Data provided |
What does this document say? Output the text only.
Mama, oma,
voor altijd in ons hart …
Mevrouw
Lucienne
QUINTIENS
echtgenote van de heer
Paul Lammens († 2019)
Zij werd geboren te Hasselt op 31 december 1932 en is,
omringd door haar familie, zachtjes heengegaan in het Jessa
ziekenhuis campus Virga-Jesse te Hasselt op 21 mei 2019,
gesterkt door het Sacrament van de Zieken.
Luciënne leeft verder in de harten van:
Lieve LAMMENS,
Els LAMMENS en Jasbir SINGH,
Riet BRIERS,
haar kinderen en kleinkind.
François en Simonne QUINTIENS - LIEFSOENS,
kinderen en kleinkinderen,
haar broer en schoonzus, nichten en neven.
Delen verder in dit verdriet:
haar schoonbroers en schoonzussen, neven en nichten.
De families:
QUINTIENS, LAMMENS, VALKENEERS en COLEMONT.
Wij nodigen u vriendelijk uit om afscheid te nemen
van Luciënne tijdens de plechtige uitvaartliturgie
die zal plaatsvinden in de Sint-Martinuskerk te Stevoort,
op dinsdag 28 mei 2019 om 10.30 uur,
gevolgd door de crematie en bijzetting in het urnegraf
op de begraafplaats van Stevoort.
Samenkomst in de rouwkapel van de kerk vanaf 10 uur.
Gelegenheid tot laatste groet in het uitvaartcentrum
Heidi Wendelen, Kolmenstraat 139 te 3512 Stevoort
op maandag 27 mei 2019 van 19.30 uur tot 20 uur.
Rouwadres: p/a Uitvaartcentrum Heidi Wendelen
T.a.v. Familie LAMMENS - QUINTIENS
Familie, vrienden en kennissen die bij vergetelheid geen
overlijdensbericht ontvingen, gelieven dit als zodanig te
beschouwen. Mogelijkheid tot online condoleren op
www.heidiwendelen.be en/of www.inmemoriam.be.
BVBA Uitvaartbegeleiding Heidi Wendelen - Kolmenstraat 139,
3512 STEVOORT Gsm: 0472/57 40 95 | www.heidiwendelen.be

Stated task | Give the listing above again, word for word.

Reply to the exercise |
What does this document say? Output the text only.
Mama, oma,
voor altijd in ons hart …
Mevrouw
Lucienne
QUINTIENS
echtgenote van de heer
Paul Lammens († 2019)
Zij werd geboren te Hasselt op 31 december 1932 en is,
omringd door haar familie, zachtjes heengegaan in het Jessa
ziekenhuis campus Virga-Jesse te Hasselt op 21 mei 2019,
gesterkt door het Sacrament van de Zieken.
Luciënne leeft verder in de harten van:
Lieve LAMMENS,
Els LAMMENS en Jasbir SINGH,
Riet BRIERS,
haar kinderen en kleinkind.
François en Simonne QUINTIENS - LIEFSOENS,
kinderen en kleinkinderen,
haar broer en schoonzus, nichten en neven.
Delen verder in dit verdriet:
haar schoonbroers en schoonzussen, neven en nichten.
De families:
QUINTIENS, LAMMENS, VALKENEERS en COLEMONT.
Wij nodigen u vriendelijk uit om afscheid te nemen
van Luciënne tijdens de plechtige uitvaartliturgie
die zal plaatsvinden in de Sint-Martinuskerk te Stevoort,
op dinsdag 28 mei 2019 om 10.30 uur,
gevolgd door de crematie en bijzetting in het urnegraf
op de begraafplaats van Stevoort.
Samenkomst in de rouwkapel van de kerk vanaf 10 uur.
Gelegenheid tot laatste groet in het uitvaartcentrum
Heidi Wendelen, Kolmenstraat 139 te 3512 Stevoort
op maandag 27 mei 2019 van 19.30 uur tot 20 uur.
Rouwadres: p/a Uitvaartcentrum Heidi Wendelen
T.a.v. Familie LAMMENS - QUINTIENS
Familie, vrienden en kennissen die bij vergetelheid geen
overlijdensbericht ontvingen, gelieven dit als zodanig te
beschouwen. Mogelijkheid tot online condoleren op
www.heidiwendelen.be en/of www.inmemoriam.be.
BVBA Uitvaartbegeleiding Heidi Wendelen - Kolmenstraat 139,
3512 STEVOORT Gsm: 0472/57 40 95 | www.heidiwendelen.be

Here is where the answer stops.